**Task description:** Copy out all the records, word for word.
# # # # #
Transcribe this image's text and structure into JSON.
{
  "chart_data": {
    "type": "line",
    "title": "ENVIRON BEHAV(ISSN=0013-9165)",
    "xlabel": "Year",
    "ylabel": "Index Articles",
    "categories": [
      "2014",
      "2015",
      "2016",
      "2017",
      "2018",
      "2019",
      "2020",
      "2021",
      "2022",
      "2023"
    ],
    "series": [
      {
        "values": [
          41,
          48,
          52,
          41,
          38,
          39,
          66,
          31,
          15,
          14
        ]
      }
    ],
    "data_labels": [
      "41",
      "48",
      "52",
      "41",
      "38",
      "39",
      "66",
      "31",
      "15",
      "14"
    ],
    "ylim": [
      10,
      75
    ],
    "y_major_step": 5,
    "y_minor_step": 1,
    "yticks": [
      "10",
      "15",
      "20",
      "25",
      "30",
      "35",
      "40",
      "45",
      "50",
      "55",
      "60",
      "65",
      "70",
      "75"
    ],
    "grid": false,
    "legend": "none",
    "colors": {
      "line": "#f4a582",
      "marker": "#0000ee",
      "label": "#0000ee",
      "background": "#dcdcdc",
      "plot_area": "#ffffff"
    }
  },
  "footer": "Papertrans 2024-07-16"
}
# # # # #
**Reply:**
Transcribe this image's text and structure into JSON.
{
  "chart_data": {
    "type": "line",
    "title": "ENVIRON BEHAV(ISSN=0013-9165)",
    "xlabel": "Year",
    "ylabel": "Index Articles",
    "categories": [
      "2014",
      "2015",
      "2016",
      "2017",
      "2018",
      "2019",
      "2020",
      "2021",
      "2022",
      "2023"
    ],
    "series": [
      {
        "values": [
          41,
          48,
          52,
          41,
          38,
          39,
          66,
          31,
          15,
          14
        ]
      }
    ],
    "data_labels": [
      "41",
      "48",
      "52",
      "41",
      "38",
      "39",
      "66",
      "31",
      "15",
      "14"
    ],
    "ylim": [
      10,
      75
    ],
    "y_major_step": 5,
    "y_minor_step": 1,
    "yticks": [
      "10",
      "15",
      "20",
      "25",
      "30",
      "35",
      "40",
      "45",
      "50",
      "55",
      "60",
      "65",
      "70",
      "75"
    ],
    "grid": false,
    "legend": "none",
    "colors": {
      "line": "#f4a582",
      "marker": "#0000ee",
      "label": "#0000ee",
      "background": "#dcdcdc",
      "plot_area": "#ffffff"
    }
  },
  "footer": "Papertrans 2024-07-16"
}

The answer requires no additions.